**Exercise**. Give every line of the material again, exactly as written.

(Data entries)

★ ★ ★ ★ ★ ★ ★

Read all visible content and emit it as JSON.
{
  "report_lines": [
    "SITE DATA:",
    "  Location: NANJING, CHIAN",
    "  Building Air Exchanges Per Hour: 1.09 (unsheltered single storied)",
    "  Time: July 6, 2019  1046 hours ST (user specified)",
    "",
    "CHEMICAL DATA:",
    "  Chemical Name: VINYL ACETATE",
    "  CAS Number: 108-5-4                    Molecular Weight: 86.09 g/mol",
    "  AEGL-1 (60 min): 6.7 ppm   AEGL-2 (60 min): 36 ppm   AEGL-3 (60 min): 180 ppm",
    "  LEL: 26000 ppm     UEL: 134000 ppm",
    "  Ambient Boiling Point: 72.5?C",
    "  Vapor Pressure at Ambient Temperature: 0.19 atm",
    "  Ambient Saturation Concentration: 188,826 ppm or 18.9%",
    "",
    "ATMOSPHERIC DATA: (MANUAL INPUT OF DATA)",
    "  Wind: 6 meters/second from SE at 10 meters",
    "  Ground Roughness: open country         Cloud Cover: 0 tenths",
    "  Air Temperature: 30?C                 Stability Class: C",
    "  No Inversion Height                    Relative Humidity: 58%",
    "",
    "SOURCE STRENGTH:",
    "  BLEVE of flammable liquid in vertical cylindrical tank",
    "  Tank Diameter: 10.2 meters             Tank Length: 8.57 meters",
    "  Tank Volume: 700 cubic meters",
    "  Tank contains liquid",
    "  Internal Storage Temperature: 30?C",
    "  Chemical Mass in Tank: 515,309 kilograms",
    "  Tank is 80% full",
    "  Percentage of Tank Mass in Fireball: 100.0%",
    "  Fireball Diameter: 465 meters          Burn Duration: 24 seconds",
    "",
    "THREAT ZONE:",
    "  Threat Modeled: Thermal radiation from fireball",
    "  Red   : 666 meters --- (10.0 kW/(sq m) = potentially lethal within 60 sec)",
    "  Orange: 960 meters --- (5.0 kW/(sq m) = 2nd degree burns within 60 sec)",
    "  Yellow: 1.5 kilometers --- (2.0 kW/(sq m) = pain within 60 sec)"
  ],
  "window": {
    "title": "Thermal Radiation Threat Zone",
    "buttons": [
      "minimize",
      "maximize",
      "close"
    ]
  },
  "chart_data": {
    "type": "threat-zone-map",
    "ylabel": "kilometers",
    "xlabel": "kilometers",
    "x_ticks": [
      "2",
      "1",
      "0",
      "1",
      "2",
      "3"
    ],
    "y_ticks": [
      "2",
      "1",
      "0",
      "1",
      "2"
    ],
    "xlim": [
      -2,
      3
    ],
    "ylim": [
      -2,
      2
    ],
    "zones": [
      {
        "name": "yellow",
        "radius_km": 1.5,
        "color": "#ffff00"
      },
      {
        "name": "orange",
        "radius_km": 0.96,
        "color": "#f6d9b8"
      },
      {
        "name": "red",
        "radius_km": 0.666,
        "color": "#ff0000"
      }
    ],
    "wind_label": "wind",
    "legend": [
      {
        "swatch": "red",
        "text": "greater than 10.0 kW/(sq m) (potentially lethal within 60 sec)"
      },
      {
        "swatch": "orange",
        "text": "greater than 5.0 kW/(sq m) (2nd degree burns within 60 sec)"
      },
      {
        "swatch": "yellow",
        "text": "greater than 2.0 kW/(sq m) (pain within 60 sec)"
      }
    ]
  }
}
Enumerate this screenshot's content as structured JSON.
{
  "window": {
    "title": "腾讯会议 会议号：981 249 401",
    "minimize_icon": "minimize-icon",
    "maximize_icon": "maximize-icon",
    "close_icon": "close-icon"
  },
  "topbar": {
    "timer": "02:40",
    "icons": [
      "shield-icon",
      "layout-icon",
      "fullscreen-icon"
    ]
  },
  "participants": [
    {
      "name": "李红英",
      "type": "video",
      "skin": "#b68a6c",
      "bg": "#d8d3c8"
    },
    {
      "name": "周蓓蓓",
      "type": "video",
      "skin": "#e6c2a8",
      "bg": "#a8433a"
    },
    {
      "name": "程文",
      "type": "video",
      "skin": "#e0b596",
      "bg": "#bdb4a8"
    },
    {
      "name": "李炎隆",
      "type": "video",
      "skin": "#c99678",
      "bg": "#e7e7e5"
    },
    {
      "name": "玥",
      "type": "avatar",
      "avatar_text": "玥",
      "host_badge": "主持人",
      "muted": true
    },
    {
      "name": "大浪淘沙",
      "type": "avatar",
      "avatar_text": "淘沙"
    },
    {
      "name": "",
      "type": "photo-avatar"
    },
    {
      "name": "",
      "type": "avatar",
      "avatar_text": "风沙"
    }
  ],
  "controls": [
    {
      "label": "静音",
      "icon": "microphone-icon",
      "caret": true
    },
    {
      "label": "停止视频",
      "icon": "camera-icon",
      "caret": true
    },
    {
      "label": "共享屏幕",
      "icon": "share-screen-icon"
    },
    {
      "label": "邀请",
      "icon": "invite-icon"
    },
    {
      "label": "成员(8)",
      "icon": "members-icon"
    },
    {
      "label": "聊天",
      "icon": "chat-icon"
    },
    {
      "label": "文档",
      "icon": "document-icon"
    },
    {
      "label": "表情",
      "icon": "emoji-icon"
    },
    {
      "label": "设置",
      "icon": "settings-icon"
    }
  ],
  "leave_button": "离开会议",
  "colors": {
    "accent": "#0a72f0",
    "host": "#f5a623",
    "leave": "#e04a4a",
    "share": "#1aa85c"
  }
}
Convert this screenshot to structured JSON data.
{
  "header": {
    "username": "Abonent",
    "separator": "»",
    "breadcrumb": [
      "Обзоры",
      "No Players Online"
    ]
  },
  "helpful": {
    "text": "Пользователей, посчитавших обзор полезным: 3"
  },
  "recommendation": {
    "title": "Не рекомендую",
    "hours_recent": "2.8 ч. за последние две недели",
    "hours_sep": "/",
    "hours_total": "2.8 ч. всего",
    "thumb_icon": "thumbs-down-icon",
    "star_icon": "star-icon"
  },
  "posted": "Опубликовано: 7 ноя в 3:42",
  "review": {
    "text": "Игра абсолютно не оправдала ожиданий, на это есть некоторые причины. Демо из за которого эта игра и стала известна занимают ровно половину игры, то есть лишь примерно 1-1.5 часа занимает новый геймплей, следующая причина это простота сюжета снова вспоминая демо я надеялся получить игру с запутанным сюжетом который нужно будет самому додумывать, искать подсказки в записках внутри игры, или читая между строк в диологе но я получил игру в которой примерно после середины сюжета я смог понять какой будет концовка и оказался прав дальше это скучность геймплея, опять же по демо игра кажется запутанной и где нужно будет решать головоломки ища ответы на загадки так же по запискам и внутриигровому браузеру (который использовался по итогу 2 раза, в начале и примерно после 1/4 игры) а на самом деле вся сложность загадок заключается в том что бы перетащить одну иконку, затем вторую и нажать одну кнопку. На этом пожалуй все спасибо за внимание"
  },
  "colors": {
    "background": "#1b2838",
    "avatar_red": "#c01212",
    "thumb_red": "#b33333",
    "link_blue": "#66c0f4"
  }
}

★ ★ ★ ★ ★ ★ ★

**The response**.
Read all visible content and emit it as JSON.
{
  "report_lines": [
    "SITE DATA:",
    "  Location: NANJING, CHIAN",
    "  Building Air Exchanges Per Hour: 1.09 (unsheltered single storied)",
    "  Time: July 6, 2019  1046 hours ST (user specified)",
    "",
    "CHEMICAL DATA:",
    "  Chemical Name: VINYL ACETATE",
    "  CAS Number: 108-5-4                    Molecular Weight: 86.09 g/mol",
    "  AEGL-1 (60 min): 6.7 ppm   AEGL-2 (60 min): 36 ppm   AEGL-3 (60 min): 180 ppm",
    "  LEL: 26000 ppm     UEL: 134000 ppm",
    "  Ambient Boiling Point: 72.5?C",
    "  Vapor Pressure at Ambient Temperature: 0.19 atm",
    "  Ambient Saturation Concentration: 188,826 ppm or 18.9%",
    "",
    "ATMOSPHERIC DATA: (MANUAL INPUT OF DATA)",
    "  Wind: 6 meters/second from SE at 10 meters",
    "  Ground Roughness: open country         Cloud Cover: 0 tenths",
    "  Air Temperature: 30?C                 Stability Class: C",
    "  No Inversion Height                    Relative Humidity: 58%",
    "",
    "SOURCE STRENGTH:",
    "  BLEVE of flammable liquid in vertical cylindrical tank",
    "  Tank Diameter: 10.2 meters             Tank Length: 8.57 meters",
    "  Tank Volume: 700 cubic meters",
    "  Tank contains liquid",
    "  Internal Storage Temperature: 30?C",
    "  Chemical Mass in Tank: 515,309 kilograms",
    "  Tank is 80% full",
    "  Percentage of Tank Mass in Fireball: 100.0%",
    "  Fireball Diameter: 465 meters          Burn Duration: 24 seconds",
    "",
    "THREAT ZONE:",
    "  Threat Modeled: Thermal radiation from fireball",
    "  Red   : 666 meters --- (10.0 kW/(sq m) = potentially lethal within 60 sec)",
    "  Orange: 960 meters --- (5.0 kW/(sq m) = 2nd degree burns within 60 sec)",
    "  Yellow: 1.5 kilometers --- (2.0 kW/(sq m) = pain within 60 sec)"
  ],
  "window": {
    "title": "Thermal Radiation Threat Zone",
    "buttons": [
      "minimize",
      "maximize",
      "close"
    ]
  },
  "chart_data": {
    "type": "threat-zone-map",
    "ylabel": "kilometers",
    "xlabel": "kilometers",
    "x_ticks": [
      "2",
      "1",
      "0",
      "1",
      "2",
      "3"
    ],
    "y_ticks": [
      "2",
      "1",
      "0",
      "1",
      "2"
    ],
    "xlim": [
      -2,
      3
    ],
    "ylim": [
      -2,
      2
    ],
    "zones": [
      {
        "name": "yellow",
        "radius_km": 1.5,
        "color": "#ffff00"
      },
      {
        "name": "orange",
        "radius_km": 0.96,
        "color": "#f6d9b8"
      },
      {
        "name": "red",
        "radius_km": 0.666,
        "color": "#ff0000"
      }
    ],
    "wind_label": "wind",
    "legend": [
      {
        "swatch": "red",
        "text": "greater than 10.0 kW/(sq m) (potentially lethal within 60 sec)"
      },
      {
        "swatch": "orange",
        "text": "greater than 5.0 kW/(sq m) (2nd degree burns within 60 sec)"
      },
      {
        "swatch": "yellow",
        "text": "greater than 2.0 kW/(sq m) (pain within 60 sec)"
      }
    ]
  }
}
Enumerate this screenshot's content as structured JSON.
{
  "window": {
    "title": "腾讯会议 会议号：981 249 401",
    "minimize_icon": "minimize-icon",
    "maximize_icon": "maximize-icon",
    "close_icon": "close-icon"
  },
  "topbar": {
    "timer": "02:40",
    "icons": [
      "shield-icon",
      "layout-icon",
      "fullscreen-icon"
    ]
  },
  "participants": [
    {
      "name": "李红英",
      "type": "video",
      "skin": "#b68a6c",
      "bg": "#d8d3c8"
    },
    {
      "name": "周蓓蓓",
      "type": "video",
      "skin": "#e6c2a8",
      "bg": "#a8433a"
    },
    {
      "name": "程文",
      "type": "video",
      "skin": "#e0b596",
      "bg": "#bdb4a8"
    },
    {
      "name": "李炎隆",
      "type": "video",
      "skin": "#c99678",
      "bg": "#e7e7e5"
    },
    {
      "name": "玥",
      "type": "avatar",
      "avatar_text": "玥",
      "host_badge": "主持人",
      "muted": true
    },
    {
      "name": "大浪淘沙",
      "type": "avatar",
      "avatar_text": "淘沙"
    },
    {
      "name": "",
      "type": "photo-avatar"
    },
    {
      "name": "",
      "type": "avatar",
      "avatar_text": "风沙"
    }
  ],
  "controls": [
    {
      "label": "静音",
      "icon": "microphone-icon",
      "caret": true
    },
    {
      "label": "停止视频",
      "icon": "camera-icon",
      "caret": true
    },
    {
      "label": "共享屏幕",
      "icon": "share-screen-icon"
    },
    {
      "label": "邀请",
      "icon": "invite-icon"
    },
    {
      "label": "成员(8)",
      "icon": "members-icon"
    },
    {
      "label": "聊天",
      "icon": "chat-icon"
    },
    {
      "label": "文档",
      "icon": "document-icon"
    },
    {
      "label": "表情",
      "icon": "emoji-icon"
    },
    {
      "label": "设置",
      "icon": "settings-icon"
    }
  ],
  "leave_button": "离开会议",
  "colors": {
    "accent": "#0a72f0",
    "host": "#f5a623",
    "leave": "#e04a4a",
    "share": "#1aa85c"
  }
}
Convert this screenshot to structured JSON data.
{
  "header": {
    "username": "Abonent",
    "separator": "»",
    "breadcrumb": [
      "Обзоры",
      "No Players Online"
    ]
  },
  "helpful": {
    "text": "Пользователей, посчитавших обзор полезным: 3"
  },
  "recommendation": {
    "title": "Не рекомендую",
    "hours_recent": "2.8 ч. за последние две недели",
    "hours_sep": "/",
    "hours_total": "2.8 ч. всего",
    "thumb_icon": "thumbs-down-icon",
    "star_icon": "star-icon"
  },
  "posted": "Опубликовано: 7 ноя в 3:42",
  "review": {
    "text": "Игра абсолютно не оправдала ожиданий, на это есть некоторые причины. Демо из за которого эта игра и стала известна занимают ровно половину игры, то есть лишь примерно 1-1.5 часа занимает новый геймплей, следующая причина это простота сюжета снова вспоминая демо я надеялся получить игру с запутанным сюжетом который нужно будет самому додумывать, искать подсказки в записках внутри игры, или читая между строк в диологе но я получил игру в которой примерно после середины сюжета я смог понять какой будет концовка и оказался прав дальше это скучность геймплея, опять же по демо игра кажется запутанной и где нужно будет решать головоломки ища ответы на загадки так же по запискам и внутриигровому браузеру (который использовался по итогу 2 раза, в начале и примерно после 1/4 игры) а на самом деле вся сложность загадок заключается в том что бы перетащить одну иконку, затем вторую и нажать одну кнопку. На этом пожалуй все спасибо за внимание"
  },
  "colors": {
    "background": "#1b2838",
    "avatar_red": "#c01212",
    "thumb_red": "#b33333",
    "link_blue": "#66c0f4"
  }
}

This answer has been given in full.